▶ Exercise
Present each line of the entries below that holds the word "JSON".

* BEGIN Information supplied *

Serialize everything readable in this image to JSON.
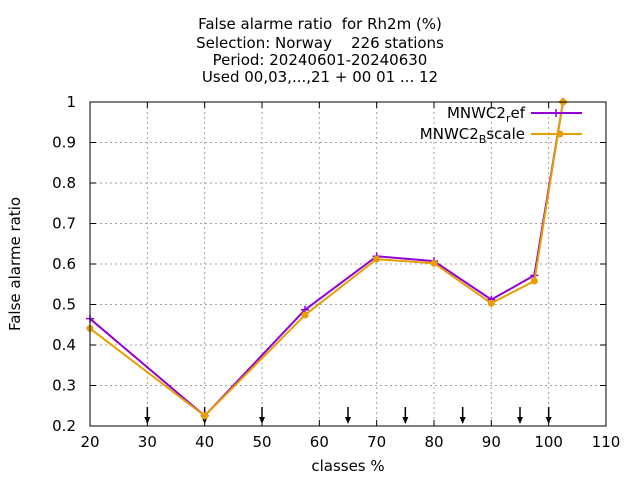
{
  "chart_data": {
    "type": "line",
    "title_lines": [
      "False alarme ratio  for Rh2m (%)",
      "Selection: Norway    226 stations",
      "Period: 20240601-20240630",
      "Used 00,03,...,21 + 00 01 ... 12"
    ],
    "xlabel": "classes %",
    "ylabel": "False alarme ratio",
    "xlim": [
      20,
      110
    ],
    "ylim": [
      0.2,
      1.0
    ],
    "x_ticks": [
      20,
      30,
      40,
      50,
      60,
      70,
      80,
      90,
      100,
      110
    ],
    "y_ticks": [
      0.2,
      0.3,
      0.4,
      0.5,
      0.6,
      0.7,
      0.8,
      0.9,
      1.0
    ],
    "y_tick_labels": [
      "0.2",
      "0.3",
      "0.4",
      "0.5",
      "0.6",
      "0.7",
      "0.8",
      "0.9",
      "1"
    ],
    "grid": true,
    "legend_position": "top-right",
    "arrows_x": [
      30,
      40,
      50,
      65,
      75,
      85,
      95,
      100
    ],
    "series": [
      {
        "name": "MNWC2_ref",
        "legend_main": "MNWC2",
        "legend_sub": "r",
        "legend_tail": "ef",
        "color": "#9400d3",
        "marker": "plus",
        "x": [
          20,
          40,
          57.5,
          70,
          80,
          90,
          97.5,
          102.5
        ],
        "y": [
          0.465,
          0.225,
          0.487,
          0.619,
          0.607,
          0.512,
          0.572,
          1.0
        ]
      },
      {
        "name": "MNWC2_Bscale",
        "legend_main": "MNWC2",
        "legend_sub": "B",
        "legend_tail": "scale",
        "color": "#e69f00",
        "marker": "dot",
        "x": [
          20,
          40,
          57.5,
          70,
          80,
          90,
          97.5,
          102.5
        ],
        "y": [
          0.441,
          0.225,
          0.474,
          0.612,
          0.602,
          0.503,
          0.558,
          1.0
        ]
      }
    ]
  }
}
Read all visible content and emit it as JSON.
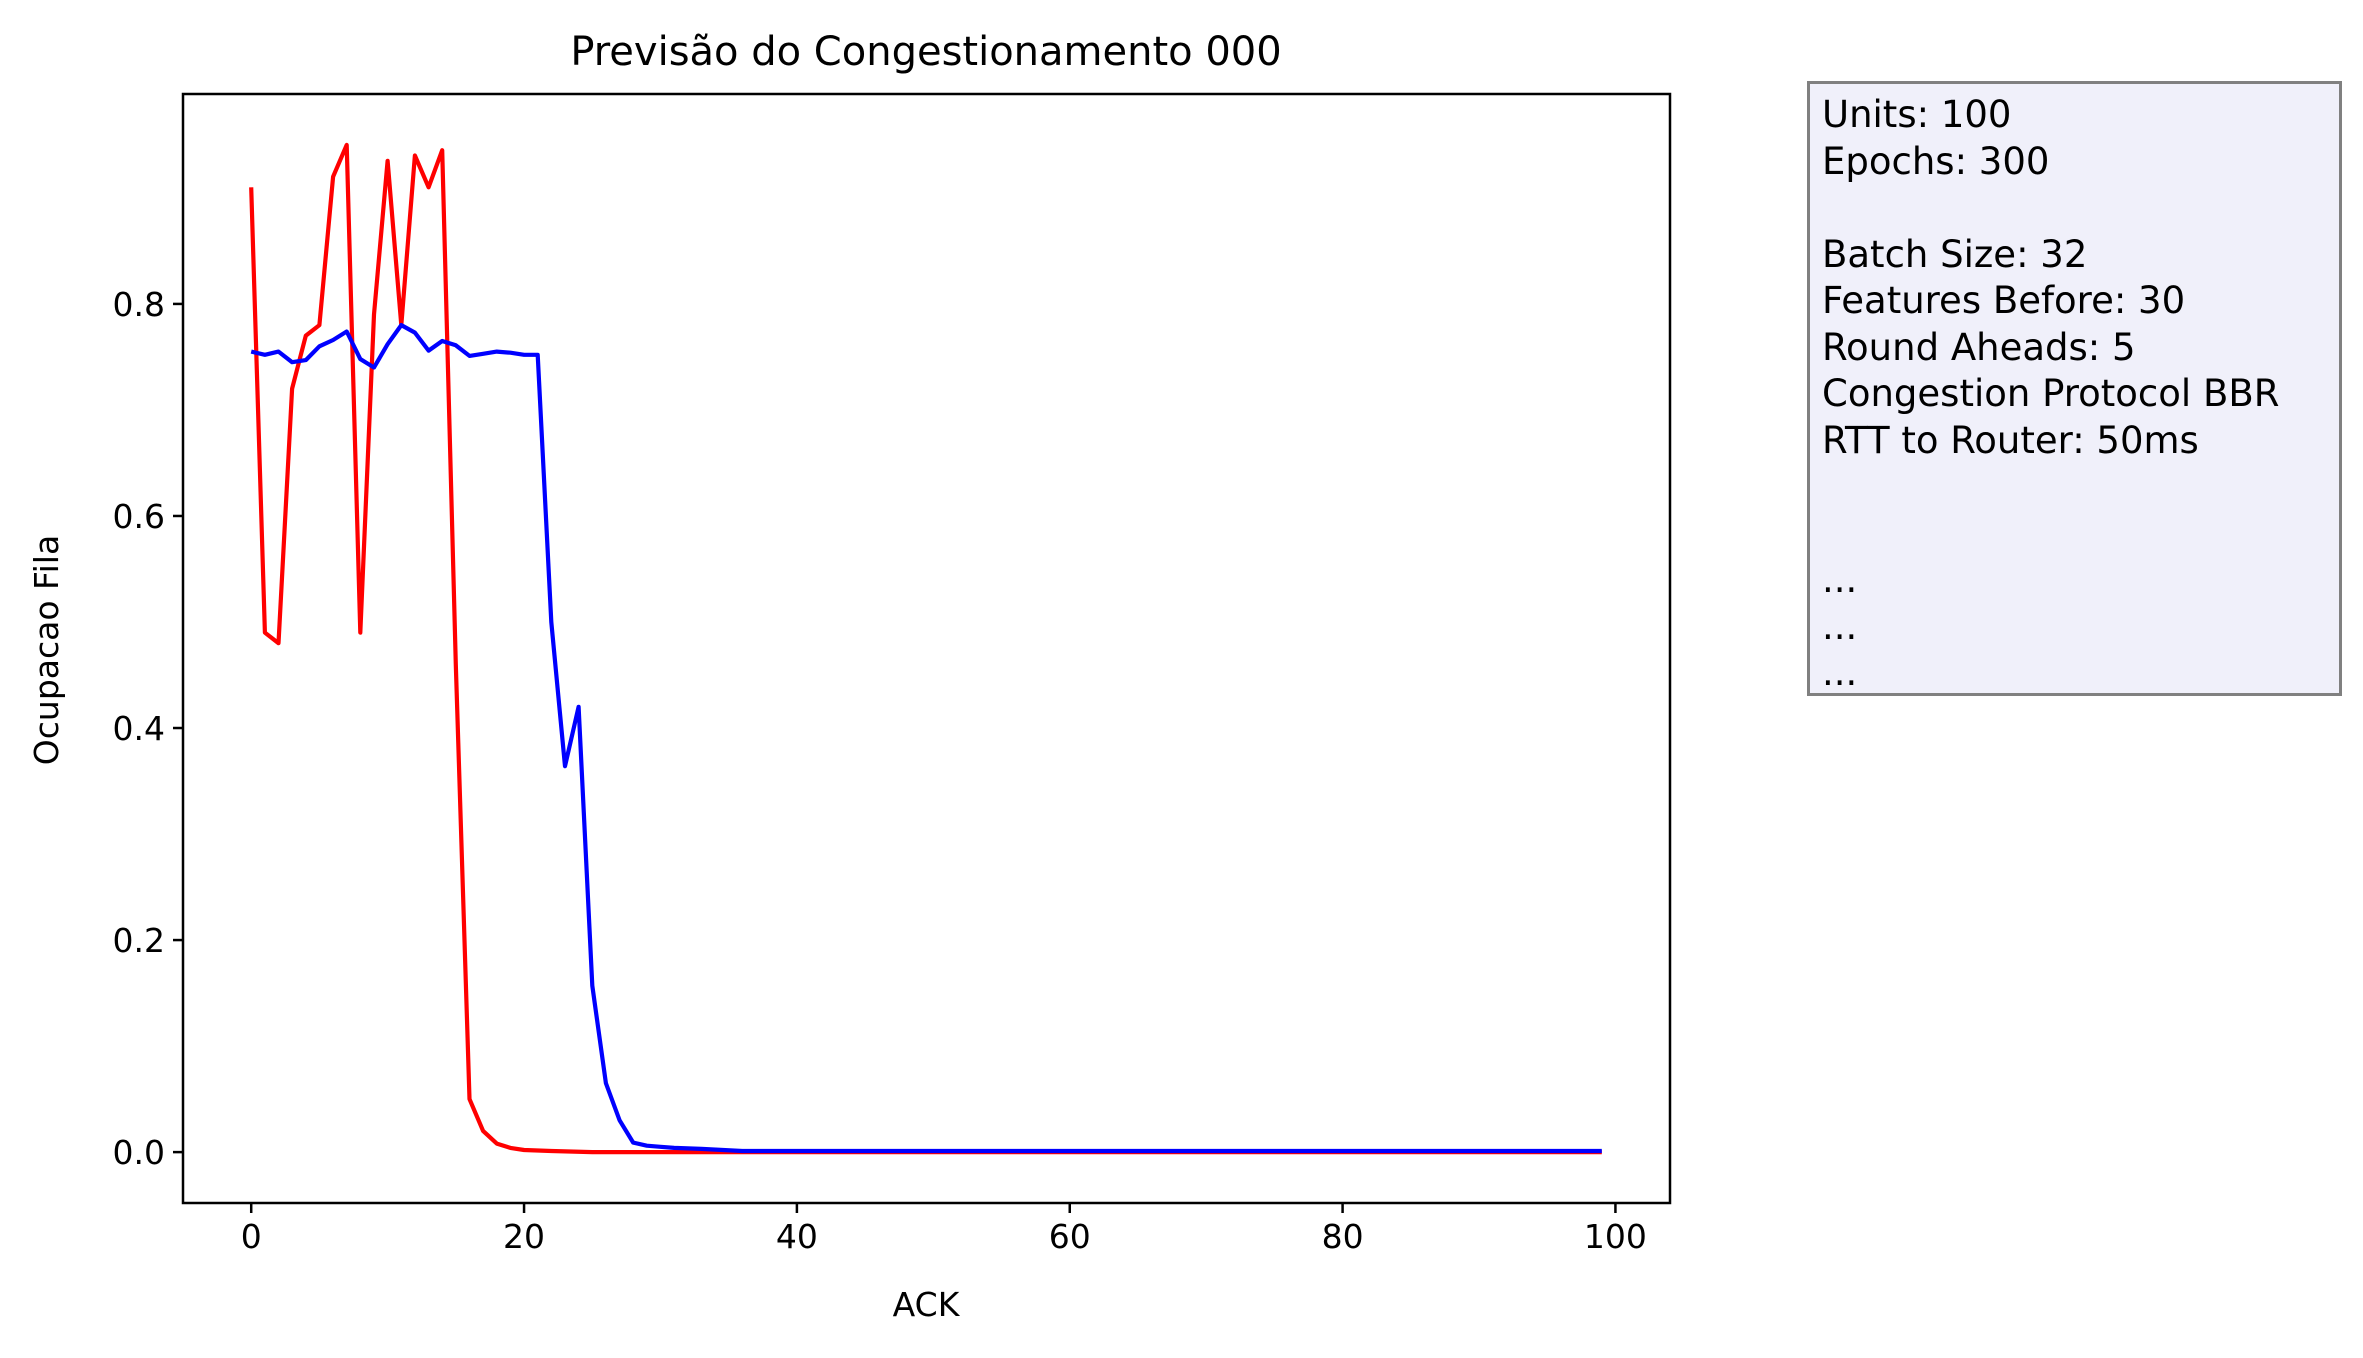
{
  "chart_data": {
    "type": "line",
    "title": "Previsão do Congestionamento 000",
    "xlabel": "ACK",
    "ylabel": "Ocupacao Fila",
    "xlim": [
      -5,
      104
    ],
    "ylim": [
      -0.048,
      0.998
    ],
    "xticks": [
      0,
      20,
      40,
      60,
      80,
      100
    ],
    "xtick_labels": [
      "0",
      "20",
      "40",
      "60",
      "80",
      "100"
    ],
    "yticks": [
      0.0,
      0.2,
      0.4,
      0.6,
      0.8
    ],
    "ytick_labels": [
      "0.0",
      "0.2",
      "0.4",
      "0.6",
      "0.8"
    ],
    "grid": false,
    "series": [
      {
        "color": "#ff0000",
        "points": [
          [
            0,
            0.91
          ],
          [
            1,
            0.49
          ],
          [
            2,
            0.48
          ],
          [
            3,
            0.72
          ],
          [
            4,
            0.77
          ],
          [
            5,
            0.78
          ],
          [
            6,
            0.92
          ],
          [
            7,
            0.95
          ],
          [
            8,
            0.49
          ],
          [
            9,
            0.79
          ],
          [
            10,
            0.935
          ],
          [
            11,
            0.78
          ],
          [
            12,
            0.94
          ],
          [
            13,
            0.91
          ],
          [
            14,
            0.945
          ],
          [
            15,
            0.46
          ],
          [
            16,
            0.05
          ],
          [
            17,
            0.02
          ],
          [
            18,
            0.008
          ],
          [
            19,
            0.004
          ],
          [
            20,
            0.002
          ],
          [
            22,
            0.001
          ],
          [
            25,
            0.0
          ],
          [
            99,
            0.0
          ]
        ]
      },
      {
        "color": "#0000ff",
        "points": [
          [
            0,
            0.755
          ],
          [
            1,
            0.752
          ],
          [
            2,
            0.755
          ],
          [
            3,
            0.745
          ],
          [
            4,
            0.747
          ],
          [
            5,
            0.76
          ],
          [
            6,
            0.766
          ],
          [
            7,
            0.774
          ],
          [
            8,
            0.748
          ],
          [
            9,
            0.74
          ],
          [
            10,
            0.762
          ],
          [
            11,
            0.78
          ],
          [
            12,
            0.773
          ],
          [
            13,
            0.756
          ],
          [
            14,
            0.765
          ],
          [
            15,
            0.761
          ],
          [
            16,
            0.751
          ],
          [
            17,
            0.753
          ],
          [
            18,
            0.755
          ],
          [
            19,
            0.754
          ],
          [
            20,
            0.752
          ],
          [
            21,
            0.752
          ],
          [
            22,
            0.5
          ],
          [
            23,
            0.364
          ],
          [
            24,
            0.42
          ],
          [
            25,
            0.157
          ],
          [
            26,
            0.065
          ],
          [
            27,
            0.03
          ],
          [
            28,
            0.009
          ],
          [
            29,
            0.006
          ],
          [
            30,
            0.005
          ],
          [
            31,
            0.004
          ],
          [
            33,
            0.003
          ],
          [
            36,
            0.001
          ],
          [
            40,
            0.001
          ],
          [
            99,
            0.001
          ]
        ]
      }
    ]
  },
  "info_box": {
    "background": "#f0f0fa",
    "border_color": "#808080",
    "lines": [
      "Units: 100",
      "Epochs: 300",
      "",
      "Batch Size: 32",
      "Features Before: 30",
      "Round Aheads: 5",
      "Congestion Protocol BBR",
      "RTT to Router: 50ms",
      "",
      "",
      "...",
      "...",
      "..."
    ]
  }
}
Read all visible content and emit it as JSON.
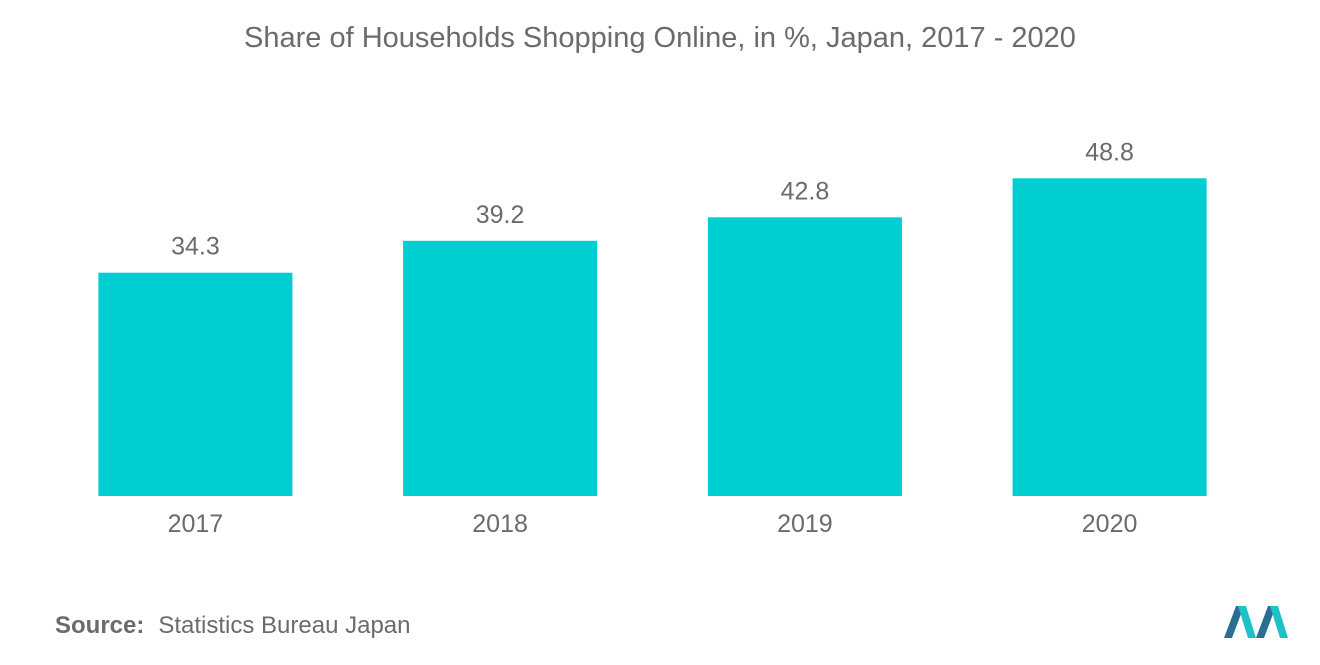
{
  "chart_data": {
    "type": "bar",
    "title": "Share of Households Shopping Online, in %, Japan, 2017 - 2020",
    "categories": [
      "2017",
      "2018",
      "2019",
      "2020"
    ],
    "values": [
      34.3,
      39.2,
      42.8,
      48.8
    ],
    "data_labels": [
      "34.3",
      "39.2",
      "42.8",
      "48.8"
    ],
    "xlabel": "",
    "ylabel": "",
    "ylim": [
      0,
      49.3
    ],
    "grid": false,
    "legend": "none",
    "bar_color": "#00ced1"
  },
  "source": {
    "label": "Source:",
    "text": "Statistics Bureau Japan"
  },
  "colors": {
    "text": "#6b6b6b",
    "logo_dark": "#2a6f93",
    "logo_light": "#1fc1c9"
  }
}
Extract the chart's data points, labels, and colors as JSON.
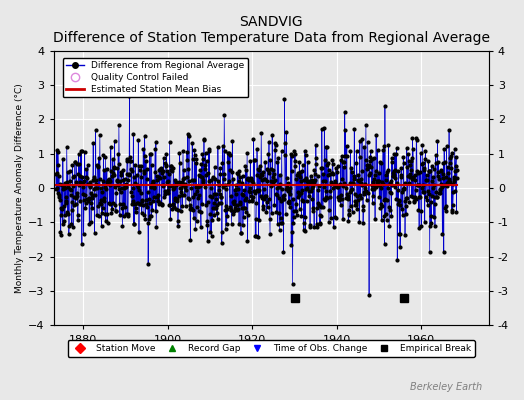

* END Information supplied *

▶ Exercise answer
Serialize everything readable in this image to JSON.
Read all visible content and emit it as JSON.
Read all visible content and emit it as JSON.
Extract the chart's data points, labels, and colors as JSON.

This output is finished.